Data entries
>> start

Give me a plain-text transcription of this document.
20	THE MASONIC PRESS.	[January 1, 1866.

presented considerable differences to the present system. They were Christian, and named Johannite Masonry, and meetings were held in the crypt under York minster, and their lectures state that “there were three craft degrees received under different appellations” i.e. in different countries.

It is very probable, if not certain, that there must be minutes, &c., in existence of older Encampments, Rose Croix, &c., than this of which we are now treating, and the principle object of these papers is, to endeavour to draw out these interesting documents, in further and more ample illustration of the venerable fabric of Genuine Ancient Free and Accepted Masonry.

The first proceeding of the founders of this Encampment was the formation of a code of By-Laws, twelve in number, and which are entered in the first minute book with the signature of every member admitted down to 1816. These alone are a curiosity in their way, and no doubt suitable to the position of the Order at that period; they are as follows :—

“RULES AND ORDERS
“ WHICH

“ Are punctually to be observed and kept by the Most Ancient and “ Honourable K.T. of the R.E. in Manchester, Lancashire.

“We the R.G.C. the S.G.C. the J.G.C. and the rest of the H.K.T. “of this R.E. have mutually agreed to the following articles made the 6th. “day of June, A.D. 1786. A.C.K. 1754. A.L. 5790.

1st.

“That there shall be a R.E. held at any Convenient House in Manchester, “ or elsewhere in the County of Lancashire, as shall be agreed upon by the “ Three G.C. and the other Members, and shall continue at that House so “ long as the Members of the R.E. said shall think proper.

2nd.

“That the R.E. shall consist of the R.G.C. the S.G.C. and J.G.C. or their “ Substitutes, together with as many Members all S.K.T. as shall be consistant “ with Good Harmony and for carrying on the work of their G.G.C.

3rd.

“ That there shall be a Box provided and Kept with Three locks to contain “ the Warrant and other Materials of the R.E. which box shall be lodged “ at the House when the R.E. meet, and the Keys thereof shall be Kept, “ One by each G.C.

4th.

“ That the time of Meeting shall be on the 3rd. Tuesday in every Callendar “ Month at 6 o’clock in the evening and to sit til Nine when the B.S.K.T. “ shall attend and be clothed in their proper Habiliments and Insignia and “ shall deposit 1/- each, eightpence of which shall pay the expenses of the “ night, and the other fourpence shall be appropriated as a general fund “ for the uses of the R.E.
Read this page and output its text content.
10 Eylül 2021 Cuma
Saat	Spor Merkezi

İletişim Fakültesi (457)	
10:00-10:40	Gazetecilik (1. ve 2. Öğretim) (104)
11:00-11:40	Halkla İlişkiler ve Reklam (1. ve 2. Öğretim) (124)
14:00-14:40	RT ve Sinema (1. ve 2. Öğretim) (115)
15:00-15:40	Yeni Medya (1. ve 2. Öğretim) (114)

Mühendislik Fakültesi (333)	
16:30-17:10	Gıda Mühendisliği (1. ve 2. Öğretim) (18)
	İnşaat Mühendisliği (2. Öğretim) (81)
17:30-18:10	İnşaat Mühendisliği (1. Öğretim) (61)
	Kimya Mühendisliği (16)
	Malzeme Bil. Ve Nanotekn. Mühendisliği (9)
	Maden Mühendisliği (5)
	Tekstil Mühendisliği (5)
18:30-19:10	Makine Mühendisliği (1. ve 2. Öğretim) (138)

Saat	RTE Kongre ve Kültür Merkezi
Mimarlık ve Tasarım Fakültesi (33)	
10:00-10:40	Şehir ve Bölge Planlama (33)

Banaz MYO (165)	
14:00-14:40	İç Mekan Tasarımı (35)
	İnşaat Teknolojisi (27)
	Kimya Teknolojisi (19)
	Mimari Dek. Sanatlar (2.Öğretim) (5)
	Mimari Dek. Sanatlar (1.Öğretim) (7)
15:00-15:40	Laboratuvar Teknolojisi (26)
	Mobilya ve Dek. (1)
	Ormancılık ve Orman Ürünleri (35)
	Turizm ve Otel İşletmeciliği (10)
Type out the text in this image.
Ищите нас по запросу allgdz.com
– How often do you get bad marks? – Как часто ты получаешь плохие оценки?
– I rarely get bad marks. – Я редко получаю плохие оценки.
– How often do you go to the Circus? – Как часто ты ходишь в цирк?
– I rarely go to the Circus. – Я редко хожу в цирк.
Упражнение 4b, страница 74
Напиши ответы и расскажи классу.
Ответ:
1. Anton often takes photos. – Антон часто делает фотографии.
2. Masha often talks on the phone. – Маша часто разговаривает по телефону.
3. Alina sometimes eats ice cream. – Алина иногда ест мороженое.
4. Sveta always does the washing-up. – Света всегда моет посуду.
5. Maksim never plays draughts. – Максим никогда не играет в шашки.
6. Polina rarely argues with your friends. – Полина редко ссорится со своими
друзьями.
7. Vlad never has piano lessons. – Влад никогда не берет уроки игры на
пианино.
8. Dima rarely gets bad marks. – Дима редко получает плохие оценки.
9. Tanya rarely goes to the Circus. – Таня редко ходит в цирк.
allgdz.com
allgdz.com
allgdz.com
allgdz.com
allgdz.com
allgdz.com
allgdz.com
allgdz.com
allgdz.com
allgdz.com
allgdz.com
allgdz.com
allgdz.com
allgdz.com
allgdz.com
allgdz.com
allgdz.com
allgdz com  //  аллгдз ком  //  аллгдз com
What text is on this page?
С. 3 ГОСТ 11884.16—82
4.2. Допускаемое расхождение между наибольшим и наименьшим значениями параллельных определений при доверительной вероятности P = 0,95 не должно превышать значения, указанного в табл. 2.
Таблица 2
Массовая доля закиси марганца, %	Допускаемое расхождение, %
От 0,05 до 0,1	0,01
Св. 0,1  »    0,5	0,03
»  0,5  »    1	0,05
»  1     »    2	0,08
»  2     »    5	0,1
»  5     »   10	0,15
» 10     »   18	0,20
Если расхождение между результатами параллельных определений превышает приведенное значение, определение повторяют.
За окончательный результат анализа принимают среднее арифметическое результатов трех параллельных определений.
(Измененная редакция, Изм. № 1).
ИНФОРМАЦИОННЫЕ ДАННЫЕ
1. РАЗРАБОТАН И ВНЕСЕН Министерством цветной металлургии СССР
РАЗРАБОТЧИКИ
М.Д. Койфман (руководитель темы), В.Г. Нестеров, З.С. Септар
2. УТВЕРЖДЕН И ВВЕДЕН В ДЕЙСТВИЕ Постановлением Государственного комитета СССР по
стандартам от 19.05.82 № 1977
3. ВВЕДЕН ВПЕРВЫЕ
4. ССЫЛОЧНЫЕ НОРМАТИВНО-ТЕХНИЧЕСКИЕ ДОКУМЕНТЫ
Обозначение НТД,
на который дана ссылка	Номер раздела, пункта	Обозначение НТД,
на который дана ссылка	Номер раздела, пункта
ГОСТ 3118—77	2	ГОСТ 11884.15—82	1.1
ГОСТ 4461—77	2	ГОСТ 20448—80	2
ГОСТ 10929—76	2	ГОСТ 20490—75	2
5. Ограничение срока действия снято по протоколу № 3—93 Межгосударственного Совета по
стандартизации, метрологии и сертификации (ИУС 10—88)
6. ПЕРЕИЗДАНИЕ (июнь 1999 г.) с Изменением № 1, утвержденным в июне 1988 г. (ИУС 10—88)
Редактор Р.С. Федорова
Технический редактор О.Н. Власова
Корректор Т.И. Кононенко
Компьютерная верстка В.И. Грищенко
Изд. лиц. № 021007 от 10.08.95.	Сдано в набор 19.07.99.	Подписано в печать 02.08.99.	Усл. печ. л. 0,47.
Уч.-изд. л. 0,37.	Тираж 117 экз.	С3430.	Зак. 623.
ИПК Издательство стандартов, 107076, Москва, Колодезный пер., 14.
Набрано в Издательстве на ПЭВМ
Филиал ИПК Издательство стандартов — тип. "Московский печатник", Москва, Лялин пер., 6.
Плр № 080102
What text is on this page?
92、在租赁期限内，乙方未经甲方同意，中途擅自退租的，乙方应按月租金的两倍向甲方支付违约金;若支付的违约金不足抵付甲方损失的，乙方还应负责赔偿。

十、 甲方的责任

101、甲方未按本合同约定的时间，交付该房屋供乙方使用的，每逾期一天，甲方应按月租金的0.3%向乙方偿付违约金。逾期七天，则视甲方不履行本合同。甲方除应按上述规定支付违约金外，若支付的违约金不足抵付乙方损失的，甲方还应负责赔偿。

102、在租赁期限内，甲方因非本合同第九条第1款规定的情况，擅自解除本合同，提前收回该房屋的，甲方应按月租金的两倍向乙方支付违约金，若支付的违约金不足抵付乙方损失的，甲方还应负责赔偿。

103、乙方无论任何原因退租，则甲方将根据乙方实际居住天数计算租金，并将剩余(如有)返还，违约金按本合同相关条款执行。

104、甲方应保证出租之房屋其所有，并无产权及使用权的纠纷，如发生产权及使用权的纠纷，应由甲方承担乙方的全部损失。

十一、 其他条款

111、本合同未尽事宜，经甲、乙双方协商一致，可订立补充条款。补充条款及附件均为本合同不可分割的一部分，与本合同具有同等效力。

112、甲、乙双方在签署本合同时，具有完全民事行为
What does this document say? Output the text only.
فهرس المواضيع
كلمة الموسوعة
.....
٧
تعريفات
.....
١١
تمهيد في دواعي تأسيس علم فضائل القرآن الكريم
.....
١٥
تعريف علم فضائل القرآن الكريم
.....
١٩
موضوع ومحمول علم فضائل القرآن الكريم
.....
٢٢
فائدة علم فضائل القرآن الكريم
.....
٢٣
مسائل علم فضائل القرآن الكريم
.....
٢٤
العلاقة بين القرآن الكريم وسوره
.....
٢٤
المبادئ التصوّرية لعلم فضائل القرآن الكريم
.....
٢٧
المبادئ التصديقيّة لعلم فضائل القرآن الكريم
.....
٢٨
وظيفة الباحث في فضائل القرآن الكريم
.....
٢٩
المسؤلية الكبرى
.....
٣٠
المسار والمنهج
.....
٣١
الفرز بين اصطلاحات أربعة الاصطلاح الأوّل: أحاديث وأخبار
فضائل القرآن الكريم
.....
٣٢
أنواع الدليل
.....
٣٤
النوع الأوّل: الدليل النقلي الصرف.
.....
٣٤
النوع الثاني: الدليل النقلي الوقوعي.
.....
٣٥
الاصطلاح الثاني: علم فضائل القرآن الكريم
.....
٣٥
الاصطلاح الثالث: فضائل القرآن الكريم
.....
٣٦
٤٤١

>> end

# SHORT EXERCISE
Find each line holding "does". Copy it out.

# SOLUTION BELOW
4. Sveta always does the washing-up. – Света всегда моет посуду.
What does this document say? Output the text only.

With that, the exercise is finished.